» PROBLEM DETAILS
Repeat the listing below in full, exactly as it stands.

» DATA SHOWN

-----

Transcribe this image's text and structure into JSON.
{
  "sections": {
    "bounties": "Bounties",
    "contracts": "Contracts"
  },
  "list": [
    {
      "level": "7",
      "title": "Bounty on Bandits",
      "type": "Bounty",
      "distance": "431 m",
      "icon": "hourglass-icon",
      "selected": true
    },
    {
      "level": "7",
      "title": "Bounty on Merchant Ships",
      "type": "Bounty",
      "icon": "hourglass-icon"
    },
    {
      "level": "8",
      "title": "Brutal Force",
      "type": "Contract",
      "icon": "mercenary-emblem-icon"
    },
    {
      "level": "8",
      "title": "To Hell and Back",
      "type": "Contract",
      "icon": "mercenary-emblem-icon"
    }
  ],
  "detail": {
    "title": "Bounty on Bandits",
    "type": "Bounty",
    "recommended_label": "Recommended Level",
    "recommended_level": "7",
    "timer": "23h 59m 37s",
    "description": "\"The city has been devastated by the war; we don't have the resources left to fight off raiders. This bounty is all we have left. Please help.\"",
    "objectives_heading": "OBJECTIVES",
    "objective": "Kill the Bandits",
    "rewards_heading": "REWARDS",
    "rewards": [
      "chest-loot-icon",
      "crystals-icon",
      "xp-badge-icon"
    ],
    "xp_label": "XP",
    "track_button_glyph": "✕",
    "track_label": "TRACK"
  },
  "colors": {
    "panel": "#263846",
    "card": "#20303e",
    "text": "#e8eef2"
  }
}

-----

» RESULT
Transcribe this image's text and structure into JSON.
{
  "sections": {
    "bounties": "Bounties",
    "contracts": "Contracts"
  },
  "list": [
    {
      "level": "7",
      "title": "Bounty on Bandits",
      "type": "Bounty",
      "distance": "431 m",
      "icon": "hourglass-icon",
      "selected": true
    },
    {
      "level": "7",
      "title": "Bounty on Merchant Ships",
      "type": "Bounty",
      "icon": "hourglass-icon"
    },
    {
      "level": "8",
      "title": "Brutal Force",
      "type": "Contract",
      "icon": "mercenary-emblem-icon"
    },
    {
      "level": "8",
      "title": "To Hell and Back",
      "type": "Contract",
      "icon": "mercenary-emblem-icon"
    }
  ],
  "detail": {
    "title": "Bounty on Bandits",
    "type": "Bounty",
    "recommended_label": "Recommended Level",
    "recommended_level": "7",
    "timer": "23h 59m 37s",
    "description": "\"The city has been devastated by the war; we don't have the resources left to fight off raiders. This bounty is all we have left. Please help.\"",
    "objectives_heading": "OBJECTIVES",
    "objective": "Kill the Bandits",
    "rewards_heading": "REWARDS",
    "rewards": [
      "chest-loot-icon",
      "crystals-icon",
      "xp-badge-icon"
    ],
    "xp_label": "XP",
    "track_button_glyph": "✕",
    "track_label": "TRACK"
  },
  "colors": {
    "panel": "#263846",
    "card": "#20303e",
    "text": "#e8eef2"
  }
}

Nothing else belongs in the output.